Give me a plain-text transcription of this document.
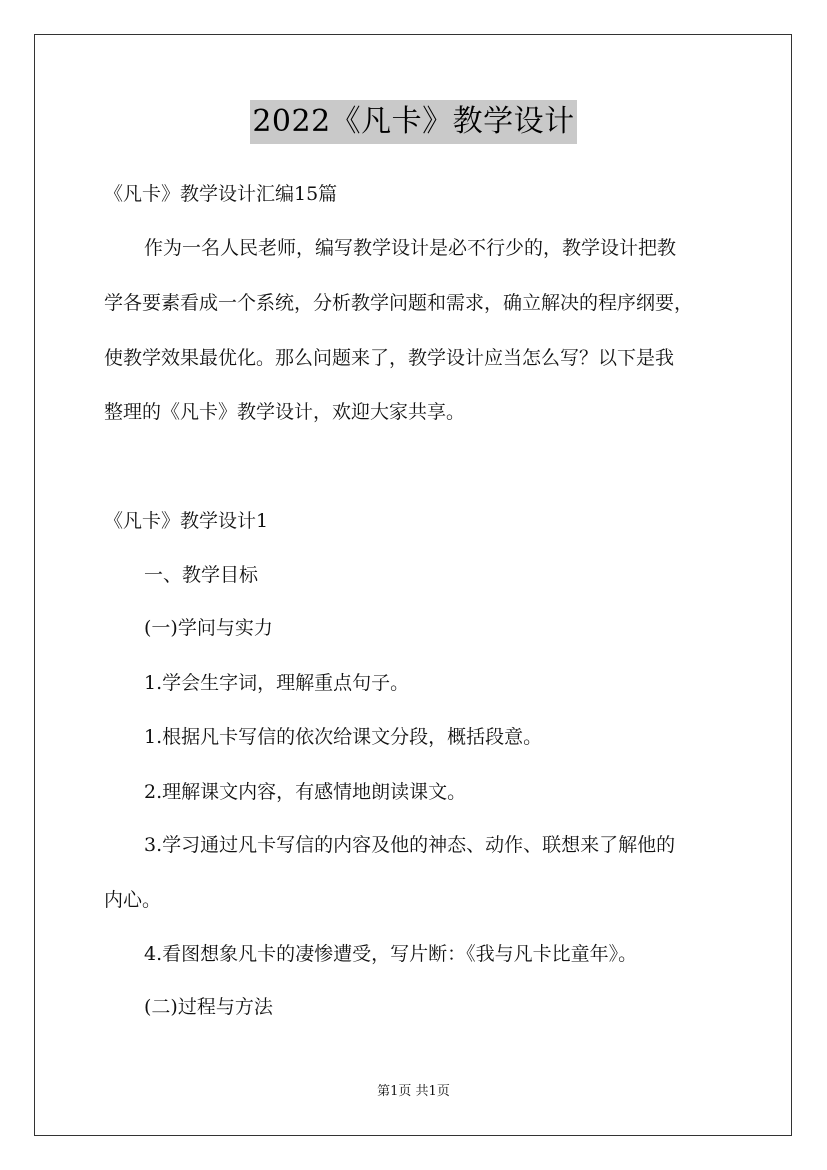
2022《凡卡》教学设计
《凡卡》教学设计汇编15篇
作为一名人民老师，编写教学设计是必不行少的，教学设计把教
学各要素看成一个系统，分析教学问题和需求，确立解决的程序纲要，
使教学效果最优化。那么问题来了，教学设计应当怎么写？以下是我
整理的《凡卡》教学设计，欢迎大家共享。
《凡卡》教学设计1
一、教学目标
(一)学问与实力
1.学会生字词，理解重点句子。
1.根据凡卡写信的依次给课文分段，概括段意。
2.理解课文内容，有感情地朗读课文。
3.学习通过凡卡写信的内容及他的神态、动作、联想来了解他的
内心。
4.看图想象凡卡的凄惨遭受，写片断：《我与凡卡比童年》。
(二)过程与方法
第1页 共1页
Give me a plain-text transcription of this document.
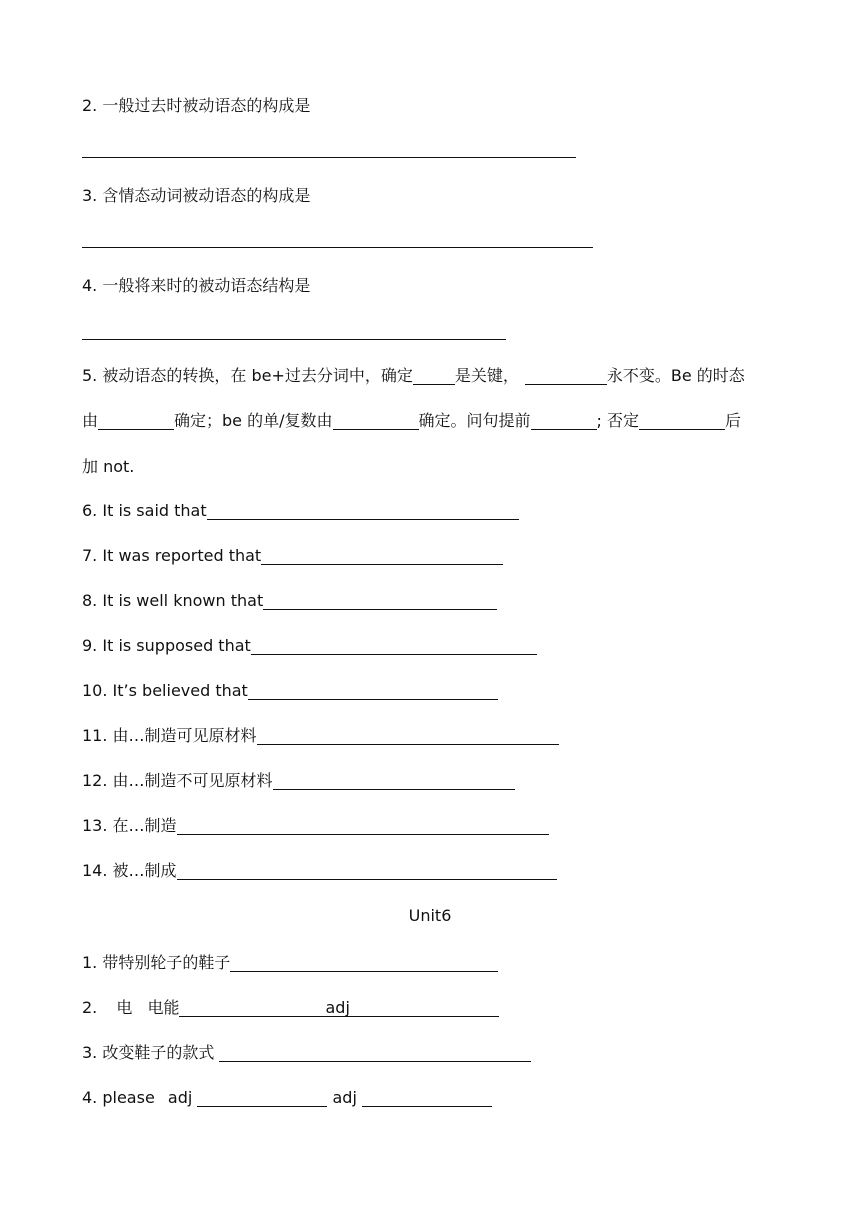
2. 一般过去时被动语态的构成是
3. 含情态动词被动语态的构成是
4. 一般将来时的被动语态结构是
5. 被动语态的转换，在 be+过去分词中，确定	是关键，	永不变。Be 的时态
由	确定；be 的单/复数由	确定。问句提前	; 否定	后
加 not.
6. It is said that
7. It was reported that
8. It is well known that
9. It is supposed that
10. It’s believed that
11. 由…制造可见原材料
12. 由…制造不可见原材料
13. 在…制造
14. 被…制成
Unit6
1. 带特别轮子的鞋子
2. 电 电能	adj
3. 改变鞋子的款式
4. please adj	adj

What needs to be done: Omit every image. Quote each record exactly.

Output of the task:
Give me a plain-text transcription of this document.
2022《凡卡》教学设计
《凡卡》教学设计汇编15篇
作为一名人民老师，编写教学设计是必不行少的，教学设计把教
学各要素看成一个系统，分析教学问题和需求，确立解决的程序纲要，
使教学效果最优化。那么问题来了，教学设计应当怎么写？以下是我
整理的《凡卡》教学设计，欢迎大家共享。
《凡卡》教学设计1
一、教学目标
(一)学问与实力
1.学会生字词，理解重点句子。
1.根据凡卡写信的依次给课文分段，概括段意。
2.理解课文内容，有感情地朗读课文。
3.学习通过凡卡写信的内容及他的神态、动作、联想来了解他的
内心。
4.看图想象凡卡的凄惨遭受，写片断：《我与凡卡比童年》。
(二)过程与方法
第1页 共1页
Give me a plain-text transcription of this document.
2. 一般过去时被动语态的构成是
3. 含情态动词被动语态的构成是
4. 一般将来时的被动语态结构是
5. 被动语态的转换，在 be+过去分词中，确定	是关键，	永不变。Be 的时态
由	确定；be 的单/复数由	确定。问句提前	; 否定	后
加 not.
6. It is said that
7. It was reported that
8. It is well known that
9. It is supposed that
10. It’s believed that
11. 由…制造可见原材料
12. 由…制造不可见原材料
13. 在…制造
14. 被…制成
Unit6
1. 带特别轮子的鞋子
2. 电 电能	adj
3. 改变鞋子的款式
4. please adj	adj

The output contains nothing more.